Set exercise — Which lines hold the word "absolute"? Show each of them.

(Dataset excerpt)
⟨
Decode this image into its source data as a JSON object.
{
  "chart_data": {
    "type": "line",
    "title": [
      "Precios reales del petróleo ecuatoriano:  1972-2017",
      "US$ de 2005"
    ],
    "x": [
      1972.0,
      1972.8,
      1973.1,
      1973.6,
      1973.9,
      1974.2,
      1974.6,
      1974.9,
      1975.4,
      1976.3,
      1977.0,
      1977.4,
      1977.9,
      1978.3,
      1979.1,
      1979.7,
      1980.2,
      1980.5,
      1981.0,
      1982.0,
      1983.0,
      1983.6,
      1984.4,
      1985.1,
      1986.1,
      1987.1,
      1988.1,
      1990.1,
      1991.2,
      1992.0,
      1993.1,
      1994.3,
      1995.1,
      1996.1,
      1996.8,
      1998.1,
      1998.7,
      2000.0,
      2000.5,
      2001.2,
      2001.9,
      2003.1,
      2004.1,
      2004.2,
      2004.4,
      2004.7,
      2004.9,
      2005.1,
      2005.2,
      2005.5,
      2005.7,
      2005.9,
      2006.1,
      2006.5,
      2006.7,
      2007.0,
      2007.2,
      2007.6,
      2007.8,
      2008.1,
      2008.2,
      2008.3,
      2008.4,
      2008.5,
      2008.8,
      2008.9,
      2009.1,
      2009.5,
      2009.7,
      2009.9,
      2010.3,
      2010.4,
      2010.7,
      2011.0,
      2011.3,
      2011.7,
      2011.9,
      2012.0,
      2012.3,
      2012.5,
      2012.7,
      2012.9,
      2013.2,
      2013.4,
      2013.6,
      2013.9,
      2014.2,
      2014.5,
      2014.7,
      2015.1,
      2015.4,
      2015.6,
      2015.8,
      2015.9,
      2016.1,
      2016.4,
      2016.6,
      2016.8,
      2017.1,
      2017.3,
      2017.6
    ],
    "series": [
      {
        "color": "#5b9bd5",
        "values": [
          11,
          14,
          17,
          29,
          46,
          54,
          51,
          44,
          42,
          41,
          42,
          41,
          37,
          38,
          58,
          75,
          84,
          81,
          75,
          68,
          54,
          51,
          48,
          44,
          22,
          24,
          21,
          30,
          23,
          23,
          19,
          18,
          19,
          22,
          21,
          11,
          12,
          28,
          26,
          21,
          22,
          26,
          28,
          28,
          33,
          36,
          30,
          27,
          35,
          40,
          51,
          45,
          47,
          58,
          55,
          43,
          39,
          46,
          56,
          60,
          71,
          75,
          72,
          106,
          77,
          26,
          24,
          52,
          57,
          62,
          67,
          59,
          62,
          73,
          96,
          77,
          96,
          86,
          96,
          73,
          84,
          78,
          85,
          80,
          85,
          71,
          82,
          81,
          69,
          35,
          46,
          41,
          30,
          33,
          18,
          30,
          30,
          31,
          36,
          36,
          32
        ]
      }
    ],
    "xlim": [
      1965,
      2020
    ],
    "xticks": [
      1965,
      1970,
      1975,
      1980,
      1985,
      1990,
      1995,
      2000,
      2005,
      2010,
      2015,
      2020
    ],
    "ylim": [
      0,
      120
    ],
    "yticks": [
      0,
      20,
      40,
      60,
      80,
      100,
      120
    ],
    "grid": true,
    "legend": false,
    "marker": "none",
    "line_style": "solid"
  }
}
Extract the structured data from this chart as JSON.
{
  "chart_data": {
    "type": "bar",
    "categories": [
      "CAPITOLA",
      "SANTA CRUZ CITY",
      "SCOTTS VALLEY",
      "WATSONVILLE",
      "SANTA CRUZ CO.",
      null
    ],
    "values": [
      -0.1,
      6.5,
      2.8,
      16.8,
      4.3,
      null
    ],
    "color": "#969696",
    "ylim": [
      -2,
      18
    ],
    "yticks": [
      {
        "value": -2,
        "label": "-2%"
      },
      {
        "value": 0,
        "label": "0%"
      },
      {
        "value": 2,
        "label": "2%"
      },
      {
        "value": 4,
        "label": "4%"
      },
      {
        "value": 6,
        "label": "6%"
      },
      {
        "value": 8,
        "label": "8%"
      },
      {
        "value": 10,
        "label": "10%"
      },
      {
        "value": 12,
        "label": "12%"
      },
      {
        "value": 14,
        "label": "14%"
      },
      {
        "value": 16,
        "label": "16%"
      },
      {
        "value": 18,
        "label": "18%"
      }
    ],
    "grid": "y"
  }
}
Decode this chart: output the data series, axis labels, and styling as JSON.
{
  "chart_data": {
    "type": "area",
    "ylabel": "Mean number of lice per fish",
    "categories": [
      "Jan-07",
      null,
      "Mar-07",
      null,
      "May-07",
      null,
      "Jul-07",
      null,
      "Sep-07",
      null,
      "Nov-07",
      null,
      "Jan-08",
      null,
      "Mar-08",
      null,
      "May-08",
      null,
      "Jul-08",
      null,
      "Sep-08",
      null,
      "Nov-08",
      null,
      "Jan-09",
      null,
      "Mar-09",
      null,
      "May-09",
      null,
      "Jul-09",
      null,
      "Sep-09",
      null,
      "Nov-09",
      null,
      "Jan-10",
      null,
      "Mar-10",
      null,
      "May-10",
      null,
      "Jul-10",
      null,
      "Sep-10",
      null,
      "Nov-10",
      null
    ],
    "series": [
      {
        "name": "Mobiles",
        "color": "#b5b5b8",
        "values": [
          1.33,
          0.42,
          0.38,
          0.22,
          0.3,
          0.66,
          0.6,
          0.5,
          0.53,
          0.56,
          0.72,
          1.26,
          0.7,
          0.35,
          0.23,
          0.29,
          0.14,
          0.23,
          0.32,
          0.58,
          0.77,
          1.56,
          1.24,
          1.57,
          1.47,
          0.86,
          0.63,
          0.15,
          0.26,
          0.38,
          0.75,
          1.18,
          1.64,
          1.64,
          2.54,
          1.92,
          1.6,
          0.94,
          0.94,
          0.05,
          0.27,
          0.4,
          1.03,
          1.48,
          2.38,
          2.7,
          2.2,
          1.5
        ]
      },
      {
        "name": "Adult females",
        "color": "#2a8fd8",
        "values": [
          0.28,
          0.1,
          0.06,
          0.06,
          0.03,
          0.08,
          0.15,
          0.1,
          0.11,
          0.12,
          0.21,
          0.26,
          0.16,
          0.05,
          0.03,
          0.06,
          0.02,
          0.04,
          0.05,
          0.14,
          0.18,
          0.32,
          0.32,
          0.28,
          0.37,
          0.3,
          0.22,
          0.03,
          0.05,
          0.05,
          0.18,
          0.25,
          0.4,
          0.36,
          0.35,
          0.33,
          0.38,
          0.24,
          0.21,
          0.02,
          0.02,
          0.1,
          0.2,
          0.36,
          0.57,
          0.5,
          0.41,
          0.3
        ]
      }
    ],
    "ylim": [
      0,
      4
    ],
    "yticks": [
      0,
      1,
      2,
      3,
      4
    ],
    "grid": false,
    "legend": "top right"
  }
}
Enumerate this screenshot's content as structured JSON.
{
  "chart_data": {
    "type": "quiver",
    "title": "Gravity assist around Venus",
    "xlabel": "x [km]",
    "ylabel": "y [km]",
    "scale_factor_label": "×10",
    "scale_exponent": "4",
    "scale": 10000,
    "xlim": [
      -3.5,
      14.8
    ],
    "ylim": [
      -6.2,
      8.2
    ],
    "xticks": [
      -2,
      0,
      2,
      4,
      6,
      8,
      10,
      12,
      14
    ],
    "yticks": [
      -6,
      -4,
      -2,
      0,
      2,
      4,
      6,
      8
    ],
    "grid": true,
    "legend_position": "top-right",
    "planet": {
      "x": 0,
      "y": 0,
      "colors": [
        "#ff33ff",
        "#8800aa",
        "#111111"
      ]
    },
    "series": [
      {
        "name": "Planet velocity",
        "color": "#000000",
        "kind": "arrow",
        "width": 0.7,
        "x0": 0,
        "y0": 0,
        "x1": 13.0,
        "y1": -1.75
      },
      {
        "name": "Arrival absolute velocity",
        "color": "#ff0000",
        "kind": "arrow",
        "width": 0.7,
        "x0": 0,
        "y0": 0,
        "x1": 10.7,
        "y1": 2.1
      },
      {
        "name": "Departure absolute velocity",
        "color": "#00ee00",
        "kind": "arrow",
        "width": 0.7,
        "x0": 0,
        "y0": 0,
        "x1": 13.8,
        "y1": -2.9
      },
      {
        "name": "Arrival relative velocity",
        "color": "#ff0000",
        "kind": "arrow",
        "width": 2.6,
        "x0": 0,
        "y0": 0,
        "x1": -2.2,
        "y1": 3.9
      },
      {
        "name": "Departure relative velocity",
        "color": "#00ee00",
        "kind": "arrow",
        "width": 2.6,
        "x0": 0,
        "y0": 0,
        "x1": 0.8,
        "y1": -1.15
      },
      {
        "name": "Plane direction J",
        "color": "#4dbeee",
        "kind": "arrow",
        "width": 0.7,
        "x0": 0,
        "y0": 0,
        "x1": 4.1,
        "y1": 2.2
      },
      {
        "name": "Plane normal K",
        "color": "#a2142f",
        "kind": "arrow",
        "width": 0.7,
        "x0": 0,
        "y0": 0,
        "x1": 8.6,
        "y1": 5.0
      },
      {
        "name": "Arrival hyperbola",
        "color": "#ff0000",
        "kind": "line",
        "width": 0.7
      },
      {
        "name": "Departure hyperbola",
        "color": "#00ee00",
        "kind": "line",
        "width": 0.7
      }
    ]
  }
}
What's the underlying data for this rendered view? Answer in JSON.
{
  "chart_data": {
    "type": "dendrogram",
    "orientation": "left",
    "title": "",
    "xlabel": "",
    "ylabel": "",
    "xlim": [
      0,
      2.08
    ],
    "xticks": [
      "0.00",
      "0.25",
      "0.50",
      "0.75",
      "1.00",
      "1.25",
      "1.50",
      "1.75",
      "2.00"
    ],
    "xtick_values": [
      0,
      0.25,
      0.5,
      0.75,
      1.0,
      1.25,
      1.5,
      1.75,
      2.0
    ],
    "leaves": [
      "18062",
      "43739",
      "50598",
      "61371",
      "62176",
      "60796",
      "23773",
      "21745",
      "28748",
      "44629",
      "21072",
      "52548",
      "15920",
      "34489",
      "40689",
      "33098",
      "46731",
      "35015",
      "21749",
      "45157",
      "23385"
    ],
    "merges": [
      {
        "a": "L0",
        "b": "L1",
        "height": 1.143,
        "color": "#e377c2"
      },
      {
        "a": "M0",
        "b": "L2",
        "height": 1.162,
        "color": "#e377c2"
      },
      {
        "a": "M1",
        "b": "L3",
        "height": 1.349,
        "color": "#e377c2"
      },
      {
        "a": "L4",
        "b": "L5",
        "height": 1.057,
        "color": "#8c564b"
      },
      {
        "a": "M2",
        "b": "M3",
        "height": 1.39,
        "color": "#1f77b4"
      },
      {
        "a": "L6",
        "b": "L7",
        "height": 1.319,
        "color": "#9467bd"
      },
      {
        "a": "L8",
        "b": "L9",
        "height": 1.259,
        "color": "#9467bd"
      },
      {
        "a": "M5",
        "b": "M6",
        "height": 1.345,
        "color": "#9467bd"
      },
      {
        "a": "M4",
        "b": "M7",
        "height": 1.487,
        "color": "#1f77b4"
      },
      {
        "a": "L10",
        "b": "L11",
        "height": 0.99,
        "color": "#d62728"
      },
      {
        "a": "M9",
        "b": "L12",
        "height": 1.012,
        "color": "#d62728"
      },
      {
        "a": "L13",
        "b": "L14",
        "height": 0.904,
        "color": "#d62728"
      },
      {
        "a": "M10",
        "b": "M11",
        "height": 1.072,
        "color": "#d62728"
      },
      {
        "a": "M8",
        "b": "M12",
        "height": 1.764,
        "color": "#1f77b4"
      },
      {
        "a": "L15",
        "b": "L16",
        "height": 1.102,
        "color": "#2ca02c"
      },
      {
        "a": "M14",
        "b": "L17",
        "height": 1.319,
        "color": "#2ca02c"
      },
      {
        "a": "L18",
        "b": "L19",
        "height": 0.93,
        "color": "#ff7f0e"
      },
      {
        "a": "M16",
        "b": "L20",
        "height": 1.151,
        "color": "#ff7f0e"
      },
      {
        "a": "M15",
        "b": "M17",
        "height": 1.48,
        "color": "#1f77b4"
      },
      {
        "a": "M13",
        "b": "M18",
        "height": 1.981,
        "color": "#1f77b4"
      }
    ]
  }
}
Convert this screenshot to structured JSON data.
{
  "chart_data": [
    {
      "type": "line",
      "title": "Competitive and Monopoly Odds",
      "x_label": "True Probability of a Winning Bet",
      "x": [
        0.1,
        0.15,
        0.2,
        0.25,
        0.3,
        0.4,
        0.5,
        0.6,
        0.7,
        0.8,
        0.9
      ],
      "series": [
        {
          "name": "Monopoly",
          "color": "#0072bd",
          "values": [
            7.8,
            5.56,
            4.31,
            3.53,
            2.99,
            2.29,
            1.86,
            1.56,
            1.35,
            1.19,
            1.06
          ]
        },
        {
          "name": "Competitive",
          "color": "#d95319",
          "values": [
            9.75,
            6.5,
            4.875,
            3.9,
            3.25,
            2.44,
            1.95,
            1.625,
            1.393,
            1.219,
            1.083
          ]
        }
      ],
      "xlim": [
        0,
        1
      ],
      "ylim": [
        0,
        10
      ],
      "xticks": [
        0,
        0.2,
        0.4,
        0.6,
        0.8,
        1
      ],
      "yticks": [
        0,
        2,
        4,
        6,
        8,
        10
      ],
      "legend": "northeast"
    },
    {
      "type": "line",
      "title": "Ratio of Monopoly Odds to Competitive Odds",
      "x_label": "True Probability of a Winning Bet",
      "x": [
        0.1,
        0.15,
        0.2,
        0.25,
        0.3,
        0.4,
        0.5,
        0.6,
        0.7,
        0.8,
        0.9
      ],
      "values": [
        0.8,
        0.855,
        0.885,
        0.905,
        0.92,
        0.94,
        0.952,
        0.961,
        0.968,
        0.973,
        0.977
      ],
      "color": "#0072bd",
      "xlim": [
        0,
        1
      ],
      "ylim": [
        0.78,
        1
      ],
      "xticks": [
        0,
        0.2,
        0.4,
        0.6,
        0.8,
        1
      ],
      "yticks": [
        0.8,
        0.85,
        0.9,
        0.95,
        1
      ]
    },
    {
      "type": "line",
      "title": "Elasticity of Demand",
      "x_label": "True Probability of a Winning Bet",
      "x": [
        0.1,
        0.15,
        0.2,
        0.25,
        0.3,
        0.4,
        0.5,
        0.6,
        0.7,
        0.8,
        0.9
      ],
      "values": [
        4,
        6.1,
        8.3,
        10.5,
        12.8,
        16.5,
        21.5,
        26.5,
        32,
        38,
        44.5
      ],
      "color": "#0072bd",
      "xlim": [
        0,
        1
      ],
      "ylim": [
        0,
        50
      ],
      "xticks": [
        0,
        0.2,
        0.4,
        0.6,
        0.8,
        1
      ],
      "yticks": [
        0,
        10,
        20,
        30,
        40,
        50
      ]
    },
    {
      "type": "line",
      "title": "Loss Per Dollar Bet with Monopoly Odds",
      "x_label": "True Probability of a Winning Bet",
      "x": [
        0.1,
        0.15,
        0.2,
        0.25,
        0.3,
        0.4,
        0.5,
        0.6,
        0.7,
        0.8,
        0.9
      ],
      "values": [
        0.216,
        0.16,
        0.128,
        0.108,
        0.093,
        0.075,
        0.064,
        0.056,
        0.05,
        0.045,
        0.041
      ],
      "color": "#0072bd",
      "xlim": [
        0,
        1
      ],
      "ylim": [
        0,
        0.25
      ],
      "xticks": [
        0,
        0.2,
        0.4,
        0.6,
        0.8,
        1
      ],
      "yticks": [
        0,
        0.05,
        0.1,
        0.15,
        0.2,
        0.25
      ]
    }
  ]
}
⟩
Completed exercise —
        "name": "Arrival absolute velocity",
        "name": "Departure absolute velocity",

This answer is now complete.